▸ WHAT NEEDS TO BE DONE
Copy out each line exactly as it appears.

— Start TASK INPUT —

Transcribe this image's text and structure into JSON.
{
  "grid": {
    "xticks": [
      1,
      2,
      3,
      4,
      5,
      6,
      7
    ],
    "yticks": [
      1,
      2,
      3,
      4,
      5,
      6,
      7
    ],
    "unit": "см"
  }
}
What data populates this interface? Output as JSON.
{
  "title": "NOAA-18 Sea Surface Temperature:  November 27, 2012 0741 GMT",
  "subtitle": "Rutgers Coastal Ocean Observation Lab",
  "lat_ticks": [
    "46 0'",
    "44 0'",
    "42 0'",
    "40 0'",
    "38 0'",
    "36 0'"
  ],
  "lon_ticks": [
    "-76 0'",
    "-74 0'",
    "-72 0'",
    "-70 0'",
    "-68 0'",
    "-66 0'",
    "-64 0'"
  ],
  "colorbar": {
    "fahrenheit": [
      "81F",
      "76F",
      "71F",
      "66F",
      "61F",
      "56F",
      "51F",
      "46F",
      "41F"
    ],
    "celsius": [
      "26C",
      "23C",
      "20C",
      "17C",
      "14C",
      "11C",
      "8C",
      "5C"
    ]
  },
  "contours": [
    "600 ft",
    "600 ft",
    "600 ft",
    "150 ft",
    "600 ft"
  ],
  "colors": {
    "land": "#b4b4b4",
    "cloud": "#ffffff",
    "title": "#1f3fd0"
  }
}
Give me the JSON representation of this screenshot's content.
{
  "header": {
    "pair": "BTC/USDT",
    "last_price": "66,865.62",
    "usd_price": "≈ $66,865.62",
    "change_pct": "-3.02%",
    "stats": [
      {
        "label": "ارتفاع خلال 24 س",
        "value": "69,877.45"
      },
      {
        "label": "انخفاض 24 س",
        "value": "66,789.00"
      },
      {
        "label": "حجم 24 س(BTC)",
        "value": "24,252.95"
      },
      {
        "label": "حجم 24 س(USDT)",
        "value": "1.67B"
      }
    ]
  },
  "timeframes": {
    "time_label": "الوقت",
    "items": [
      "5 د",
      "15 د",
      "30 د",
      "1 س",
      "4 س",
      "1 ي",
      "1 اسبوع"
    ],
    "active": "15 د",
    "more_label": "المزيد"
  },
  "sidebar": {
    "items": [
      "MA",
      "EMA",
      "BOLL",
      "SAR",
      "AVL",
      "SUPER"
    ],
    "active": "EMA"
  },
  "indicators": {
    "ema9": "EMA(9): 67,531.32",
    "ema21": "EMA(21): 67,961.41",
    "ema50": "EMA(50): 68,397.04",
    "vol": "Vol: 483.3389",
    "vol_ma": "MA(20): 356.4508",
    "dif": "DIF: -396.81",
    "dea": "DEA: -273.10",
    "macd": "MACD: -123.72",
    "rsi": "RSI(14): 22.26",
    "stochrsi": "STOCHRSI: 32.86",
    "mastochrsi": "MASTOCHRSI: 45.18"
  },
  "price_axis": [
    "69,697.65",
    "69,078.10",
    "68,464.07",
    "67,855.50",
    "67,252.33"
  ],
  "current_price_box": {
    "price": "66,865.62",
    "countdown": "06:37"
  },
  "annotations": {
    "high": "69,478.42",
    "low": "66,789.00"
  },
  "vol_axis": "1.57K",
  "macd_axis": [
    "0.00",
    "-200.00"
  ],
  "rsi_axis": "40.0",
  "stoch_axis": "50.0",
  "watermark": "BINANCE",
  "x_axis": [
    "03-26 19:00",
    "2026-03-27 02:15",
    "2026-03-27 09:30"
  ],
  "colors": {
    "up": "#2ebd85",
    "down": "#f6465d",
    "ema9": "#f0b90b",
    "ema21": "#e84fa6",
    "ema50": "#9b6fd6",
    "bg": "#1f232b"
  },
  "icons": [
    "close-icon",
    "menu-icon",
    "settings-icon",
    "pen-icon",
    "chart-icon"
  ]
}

— End TASK INPUT —

▸ FULL ANSWER
Transcribe this image's text and structure into JSON.
{
  "grid": {
    "xticks": [
      1,
      2,
      3,
      4,
      5,
      6,
      7
    ],
    "yticks": [
      1,
      2,
      3,
      4,
      5,
      6,
      7
    ],
    "unit": "см"
  }
}
What data populates this interface? Output as JSON.
{
  "title": "NOAA-18 Sea Surface Temperature:  November 27, 2012 0741 GMT",
  "subtitle": "Rutgers Coastal Ocean Observation Lab",
  "lat_ticks": [
    "46 0'",
    "44 0'",
    "42 0'",
    "40 0'",
    "38 0'",
    "36 0'"
  ],
  "lon_ticks": [
    "-76 0'",
    "-74 0'",
    "-72 0'",
    "-70 0'",
    "-68 0'",
    "-66 0'",
    "-64 0'"
  ],
  "colorbar": {
    "fahrenheit": [
      "81F",
      "76F",
      "71F",
      "66F",
      "61F",
      "56F",
      "51F",
      "46F",
      "41F"
    ],
    "celsius": [
      "26C",
      "23C",
      "20C",
      "17C",
      "14C",
      "11C",
      "8C",
      "5C"
    ]
  },
  "contours": [
    "600 ft",
    "600 ft",
    "600 ft",
    "150 ft",
    "600 ft"
  ],
  "colors": {
    "land": "#b4b4b4",
    "cloud": "#ffffff",
    "title": "#1f3fd0"
  }
}
Give me the JSON representation of this screenshot's content.
{
  "header": {
    "pair": "BTC/USDT",
    "last_price": "66,865.62",
    "usd_price": "≈ $66,865.62",
    "change_pct": "-3.02%",
    "stats": [
      {
        "label": "ارتفاع خلال 24 س",
        "value": "69,877.45"
      },
      {
        "label": "انخفاض 24 س",
        "value": "66,789.00"
      },
      {
        "label": "حجم 24 س(BTC)",
        "value": "24,252.95"
      },
      {
        "label": "حجم 24 س(USDT)",
        "value": "1.67B"
      }
    ]
  },
  "timeframes": {
    "time_label": "الوقت",
    "items": [
      "5 د",
      "15 د",
      "30 د",
      "1 س",
      "4 س",
      "1 ي",
      "1 اسبوع"
    ],
    "active": "15 د",
    "more_label": "المزيد"
  },
  "sidebar": {
    "items": [
      "MA",
      "EMA",
      "BOLL",
      "SAR",
      "AVL",
      "SUPER"
    ],
    "active": "EMA"
  },
  "indicators": {
    "ema9": "EMA(9): 67,531.32",
    "ema21": "EMA(21): 67,961.41",
    "ema50": "EMA(50): 68,397.04",
    "vol": "Vol: 483.3389",
    "vol_ma": "MA(20): 356.4508",
    "dif": "DIF: -396.81",
    "dea": "DEA: -273.10",
    "macd": "MACD: -123.72",
    "rsi": "RSI(14): 22.26",
    "stochrsi": "STOCHRSI: 32.86",
    "mastochrsi": "MASTOCHRSI: 45.18"
  },
  "price_axis": [
    "69,697.65",
    "69,078.10",
    "68,464.07",
    "67,855.50",
    "67,252.33"
  ],
  "current_price_box": {
    "price": "66,865.62",
    "countdown": "06:37"
  },
  "annotations": {
    "high": "69,478.42",
    "low": "66,789.00"
  },
  "vol_axis": "1.57K",
  "macd_axis": [
    "0.00",
    "-200.00"
  ],
  "rsi_axis": "40.0",
  "stoch_axis": "50.0",
  "watermark": "BINANCE",
  "x_axis": [
    "03-26 19:00",
    "2026-03-27 02:15",
    "2026-03-27 09:30"
  ],
  "colors": {
    "up": "#2ebd85",
    "down": "#f6465d",
    "ema9": "#f0b90b",
    "ema21": "#e84fa6",
    "ema50": "#9b6fd6",
    "bg": "#1f232b"
  },
  "icons": [
    "close-icon",
    "menu-icon",
    "settings-icon",
    "pen-icon",
    "chart-icon"
  ]
}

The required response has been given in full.